#### EXTRACTED TEXT ####

History offers hope to No side, but advantage still with repealers
Campaigners will take heart from late swings of recent referendums
No campaign supporters hold placards aloft during a rally in Dublin last weekend. Photograph: Charles McQuillan/Getty Images
Although the No side is facing an uphill struggle to overturn a strong Yes lead of 16 points in the final week before the referendum vote, campaigners will take heart from the tendency of recent referendums to feature late swings.
The most cited example is the marriage referendum, which saw an eight point decline in the Yes campaign in the last 10 days, as measured by the final Irish Times/Ipsos MRBI poll of the campaign.
The last poll estimated the Yes vote as leading by 70-30; the final result was 62 per cent in favour to 38 per cent against.
Other polls recorded similar numbers a week or 10 days out from the vote.
A number of other referendums held by the last Government also saw late swings against the Government’s proposal.

####

GIVEN TASK 1 :: From the referendum article, list the four vote shares it gives for the marriage referendum, two from the final poll and two from the result.
GIVEN TASK 2 ::
Please answer these questions from the referendum article:
(a) How many points is the Yes lead that the No side is trying to overturn?
(b) Which poll measured the eight point decline in the Yes campaign in the marriage referendum?
(c) In the other referendums mentioned, whose proposal saw late swings against it?

#### STORED RECORDS ####

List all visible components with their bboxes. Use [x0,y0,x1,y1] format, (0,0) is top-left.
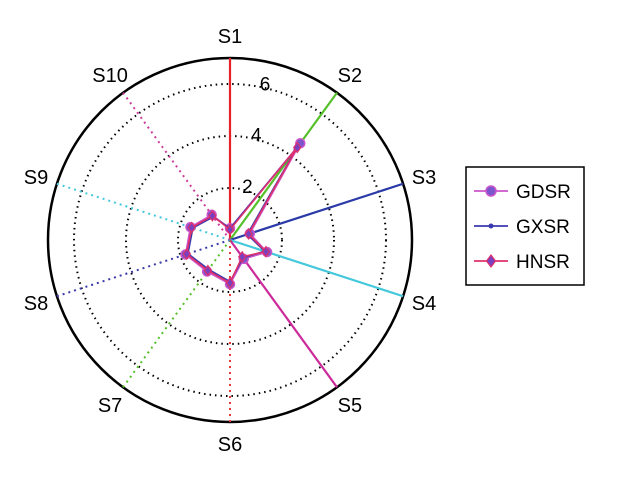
spoke-label-s9: S9 [24,167,48,189]
legend: GDSR GXSR HNSR [465,166,585,286]
spoke-label-s5: S5 [338,395,362,417]
point-hnsr-s2 [293,141,302,154]
ring-label-6: 6 [260,74,271,95]
series-layer [180,137,306,290]
point-hnsr-s3 [244,227,253,241]
spoke-labels: S1 S2 S3 S4 S5 S6 S7 S8 S9 S10 [24,26,436,456]
polar-spokes [56,58,404,422]
legend-marker [485,185,497,197]
point-hnsr-s8 [182,248,191,261]
point-hnsr-s5 [237,250,247,263]
spoke-s4 [229,238,404,298]
legend-label: GXSR [516,217,570,238]
legend-item-gxsr: GXSR [474,217,570,238]
legend-label: HNSR [516,252,570,273]
spoke-label-s3: S3 [412,167,436,189]
legend-item-hnsr: HNSR [474,252,570,273]
spoke-label-s7: S7 [98,395,122,417]
point-hnsr-s10 [208,209,217,222]
series-hnsr [182,141,302,289]
spoke-label-s2: S2 [338,65,362,87]
point-hnsr-s1 [225,223,235,236]
ring-6 [73,83,387,397]
spoke-s8 [56,239,231,298]
legend-marker [488,223,494,229]
point-hnsr-s4 [261,245,271,258]
spoke-label-s1: S1 [218,26,242,48]
ring-label-2: 2 [242,177,253,198]
spoke-label-s10: S10 [92,65,128,87]
spoke-s7 [122,239,231,388]
legend-marker [485,254,497,268]
point-hnsr-s6 [225,276,235,289]
spoke-label-s6: S6 [218,434,242,456]
ring-labels: 2 4 6 [242,74,270,198]
legend-label: GDSR [516,182,571,203]
spoke-s2 [229,92,338,241]
ring-label-4: 4 [251,126,262,147]
ring-2 [177,187,283,293]
spoke-s9 [56,182,231,241]
spoke-label-s8: S8 [24,293,48,315]
point-hnsr-s7 [203,264,213,277]
point-hnsr-s9 [187,221,196,234]
spoke-label-s4: S4 [412,293,436,315]
spoke-s3 [229,182,404,242]
legend-item-gdsr: GDSR [474,182,571,203]
spoke-s5 [229,239,338,388]
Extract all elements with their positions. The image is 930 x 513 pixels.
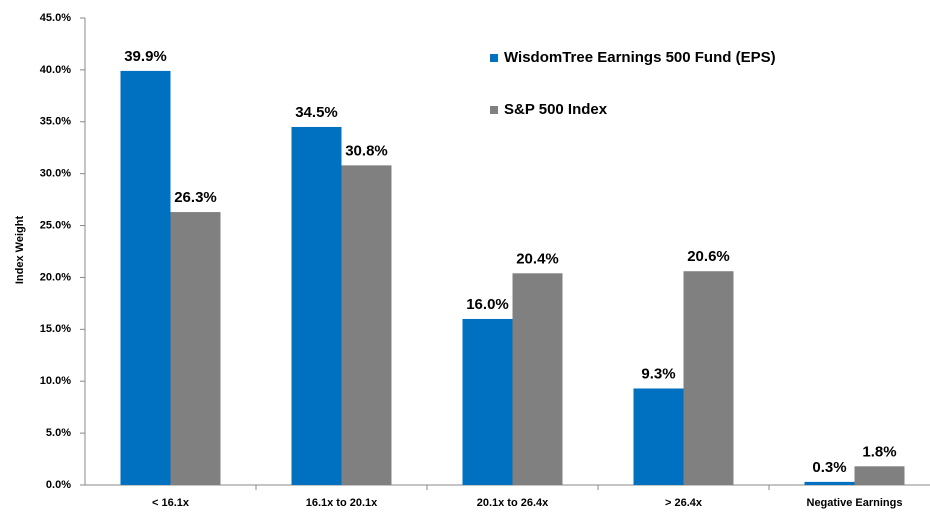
legend-label: WisdomTree Earnings 500 Fund (EPS) <box>504 49 776 66</box>
bar <box>341 165 392 485</box>
value-label: 0.3% <box>812 459 846 476</box>
value-label: 1.8% <box>862 443 896 460</box>
y-tick-label: 40.0% <box>40 64 71 76</box>
x-tick-label: < 16.1x <box>152 497 190 509</box>
value-label: 20.4% <box>516 250 559 267</box>
x-tick-label: > 26.4x <box>665 497 703 509</box>
value-label: 30.8% <box>345 142 388 159</box>
y-tick-label: 0.0% <box>46 479 71 491</box>
bar <box>462 318 513 485</box>
y-axis-label: Index Weight <box>14 216 26 285</box>
y-tick-label: 20.0% <box>40 271 71 283</box>
x-tick-label: 16.1x to 20.1x <box>306 497 378 509</box>
y-tick-label: 30.0% <box>40 168 71 180</box>
y-tick-label: 25.0% <box>40 219 71 231</box>
legend-label: S&P 500 Index <box>504 101 608 118</box>
x-tick-label: Negative Earnings <box>807 497 903 509</box>
value-label: 26.3% <box>174 189 217 206</box>
y-tick-label: 15.0% <box>40 323 71 335</box>
y-tick-label: 35.0% <box>40 116 71 128</box>
y-tick-label: 45.0% <box>40 12 71 24</box>
value-label: 16.0% <box>466 296 509 313</box>
y-tick-label: 5.0% <box>46 427 71 439</box>
legend-swatch <box>490 54 498 62</box>
x-tick-label: 20.1x to 26.4x <box>477 497 549 509</box>
bar <box>291 126 342 485</box>
bar <box>512 273 563 485</box>
value-label: 39.9% <box>124 48 167 65</box>
bar <box>804 481 855 485</box>
bar <box>633 388 684 485</box>
value-label: 20.6% <box>687 248 730 265</box>
bar <box>120 70 171 485</box>
bar <box>854 466 905 485</box>
legend-swatch <box>490 106 498 114</box>
value-label: 9.3% <box>641 365 675 382</box>
bar <box>170 212 221 485</box>
bar <box>683 271 734 485</box>
value-label: 34.5% <box>295 104 338 121</box>
y-tick-label: 10.0% <box>40 375 71 387</box>
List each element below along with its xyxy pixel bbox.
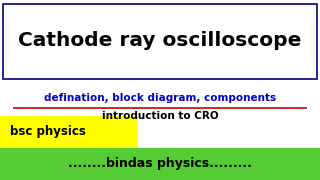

####

WRITTEN ANSWER 1 ::
- Final poll: Yes 70
- Final poll: No 30
- Result: 62 per cent in favour
- Result: 38 per cent against

WRITTEN ANSWER 2 ::
(a) 16 points.
(b) The final Irish Times/Ipsos MRBI poll of the campaign.
(c) The last Government's proposal.